> _Estratto del testo_

....

Don Camillo ha poi a che fare con Marchetti, un ex gerarca fascista del posto, tornato al paese a Carnevale travestito da indiano. Marchetti viene riconosciuto da Peppone che ben ricorda l'olio di ricino fattogli bere durante il ventennio. L'ex gerarca si rifugia in canonica, ma anche Don Camillo aveva lo stesso tipo di conto in sospeso. Peppone viene infine costretto a bere l'olio di ricino che lui stesso ha comprato per vendicarsi dell'ex camicia nera, sotto la minaccia di un fucile che l'ex fascista ha strappato a Don Camillo. Liberato Peppone, don Camillo rivela che il fucile era scarico, ha la meglio su Marchetti e lo costringe a bere a sua volta. Dopo che anche Marchetti se ne è andato, il Cristo impone a Don Camillo di bere anche lui l'olio di ricino, come penitenza per la violenza usata.

....

> _Record del dataset_

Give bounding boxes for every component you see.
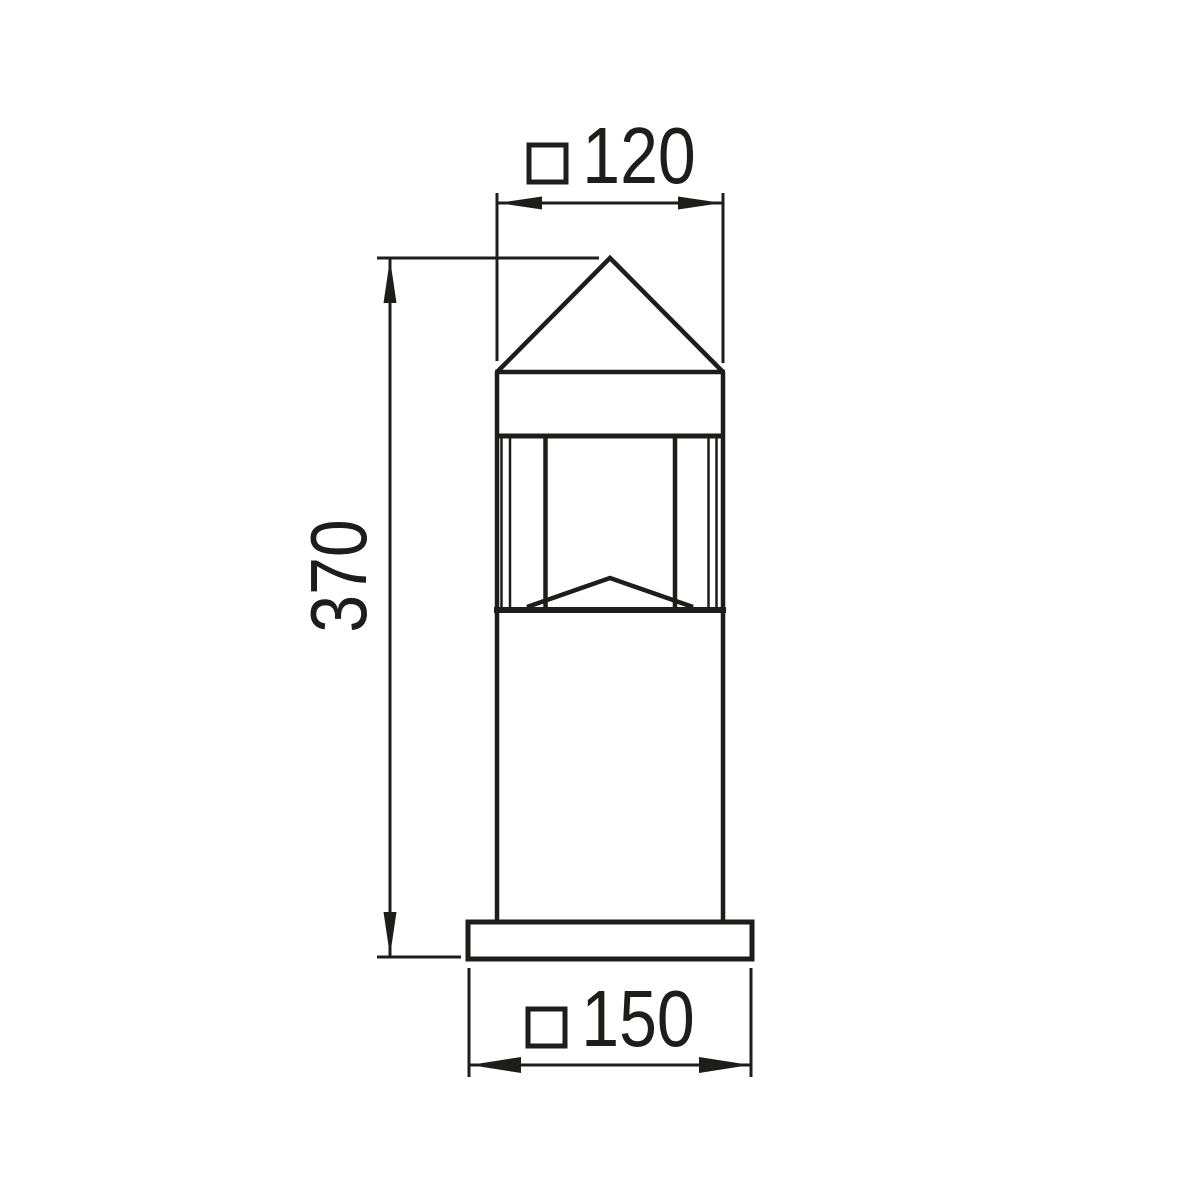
dimension-label-head-width: 120 (582, 111, 695, 200)
bollard-dimension-drawing: 120 370 150 (0, 0, 1200, 1200)
technical-drawing-canvas: 120 370 150 (0, 0, 1200, 1200)
dimension-label-height: 370 (294, 519, 383, 632)
square-section-symbol (529, 145, 566, 182)
dimension-base-width: 150 (469, 968, 751, 1077)
base-plate (468, 922, 752, 959)
arrowhead-left-icon (470, 1057, 521, 1073)
bollard-outline (468, 258, 752, 959)
arrowhead-right-icon (699, 1057, 750, 1073)
arrowhead-left-icon (498, 197, 542, 210)
square-section-symbol (528, 1009, 565, 1046)
dimension-head-width: 120 (497, 111, 723, 363)
roof-pyramid (497, 258, 723, 372)
arrowhead-down-icon (384, 912, 397, 956)
dimension-label-base-width: 150 (581, 974, 694, 1063)
arrowhead-up-icon (384, 259, 397, 303)
reflector-cone (527, 578, 693, 607)
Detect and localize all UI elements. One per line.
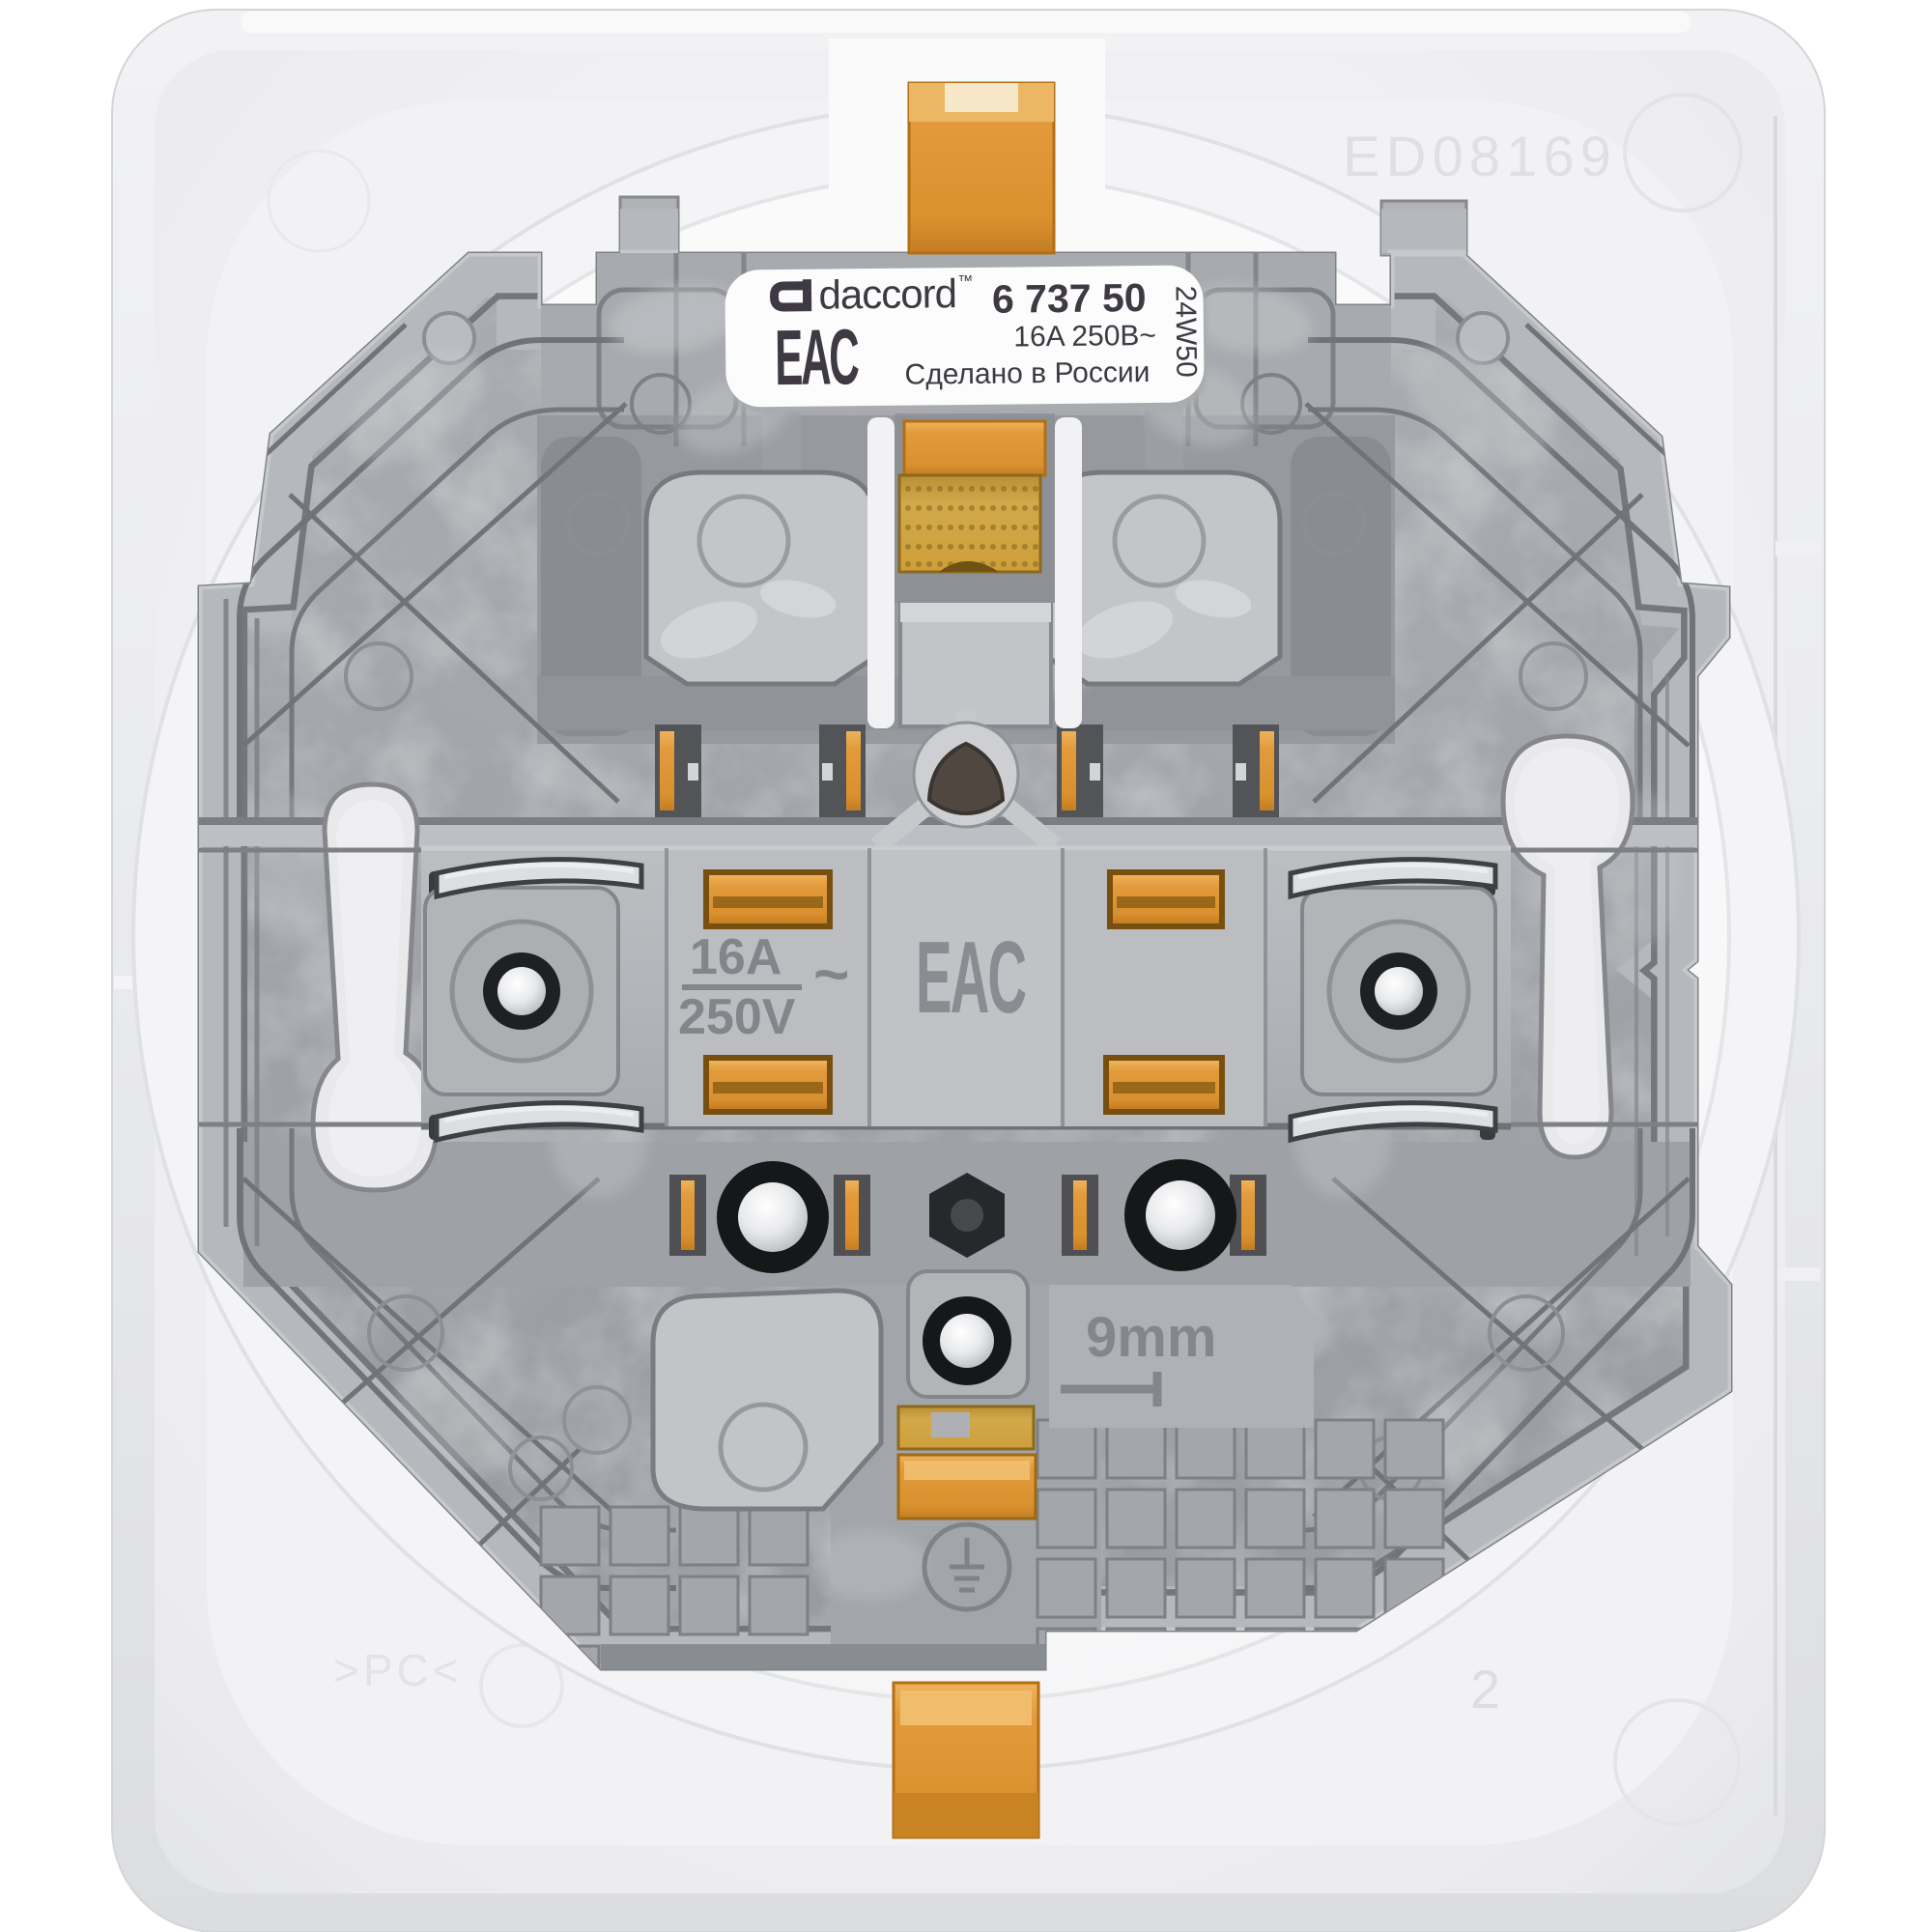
svg-text:daccord: daccord: [818, 270, 956, 317]
svg-text:6 737 50: 6 737 50: [992, 275, 1147, 322]
svg-text:>PC<: >PC<: [333, 1645, 463, 1695]
svg-text:24W50: 24W50: [1169, 285, 1202, 377]
svg-text:9mm: 9mm: [1086, 1306, 1216, 1369]
svg-text:™: ™: [957, 273, 973, 290]
svg-text:16A 250B~: 16A 250B~: [1013, 320, 1156, 354]
svg-text:EAC: EAC: [775, 313, 860, 402]
svg-text:2: 2: [1470, 1659, 1500, 1719]
svg-text:EAC: EAC: [916, 920, 1026, 1035]
svg-text:Сделано в России: Сделано в России: [904, 356, 1150, 391]
svg-text:16A: 16A: [690, 929, 781, 985]
svg-text:250V: 250V: [678, 989, 796, 1045]
svg-text:ED08169: ED08169: [1343, 126, 1617, 188]
svg-text:~: ~: [813, 939, 849, 1009]
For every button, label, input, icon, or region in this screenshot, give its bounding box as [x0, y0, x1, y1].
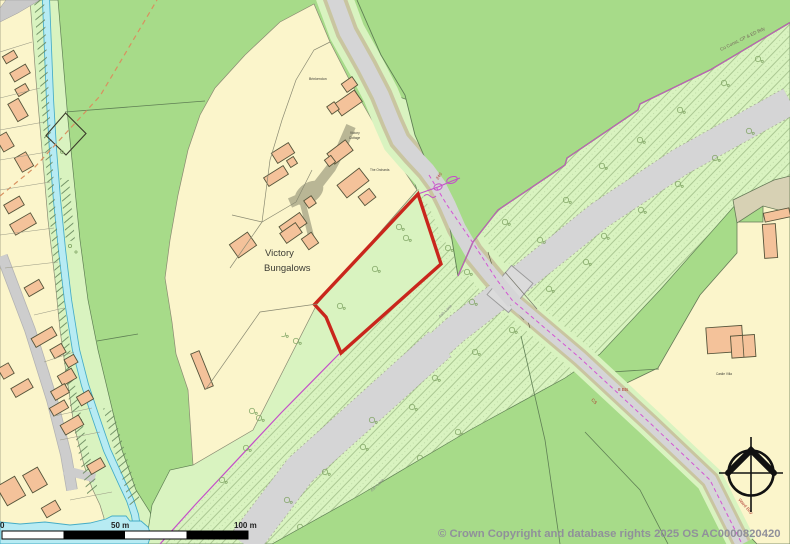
svg-text:0: 0	[0, 521, 5, 530]
svg-text:The Orchards: The Orchards	[370, 168, 390, 172]
svg-text:Castle Villa: Castle Villa	[716, 372, 732, 376]
svg-text:50 m: 50 m	[111, 521, 129, 530]
svg-text:Victory: Victory	[350, 131, 360, 135]
svg-text:8 Bts: 8 Bts	[618, 387, 629, 392]
svg-text:100 m: 100 m	[234, 521, 257, 530]
svg-text:Brinkendon: Brinkendon	[309, 77, 327, 81]
svg-text:Cottage: Cottage	[349, 136, 360, 140]
svg-text:© Crown Copyright and database: © Crown Copyright and database rights 20…	[438, 528, 781, 540]
svg-text:Victory: Victory	[265, 248, 294, 259]
svg-text:Bungalows: Bungalows	[264, 263, 311, 274]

....

> _Istruzioni dell'esercizio_
**a.** Rispondi in base all'estratto su Don Camillo:
(i) Come si presenta Marchetti al paese a Carnevale?
(ii) Chi ha comprato l'olio di ricino che Peppone viene costretto a bere?
(iii) Che cosa rivela don Camillo sul fucile dopo aver liberato Peppone?
**b.** Riporta dall'estratto su Don Camillo, senza alcuna modifica, il passo che si apre con le parole contenenti "Don Camillo ha" e si chiude con "la violenza usata.".
L'elenco riportato sopra non serve per svolgere l'esercizio.

> _Le risposte_
**a.**
(i) Travestito da indiano.
(ii) Peppone stesso.
(iii) Che il fucile era scarico.

**b.**
Don Camillo ha poi a che fare con Marchetti, un ex gerarca fascista del posto, tornato al paese a Carnevale travestito da indiano. Marchetti viene riconosciuto da Peppone che ben ricorda l'olio di ricino fattogli bere durante il ventennio. L'ex gerarca si rifugia in canonica, ma anche Don Camillo aveva lo stesso tipo di conto in sospeso. Peppone viene infine costretto a bere l'olio di ricino che lui stesso ha comprato per vendicarsi dell'ex camicia nera, sotto la minaccia di un fucile che l'ex fascista ha strappato a Don Camillo. Liberato Peppone, don Camillo rivela che il fucile era scarico, ha la meglio su Marchetti e lo costringe a bere a sua volta. Dopo che anche Marchetti se ne è andato, il Cristo impone a Don Camillo di bere anche lui l'olio di ricino, come penitenza per la violenza usata.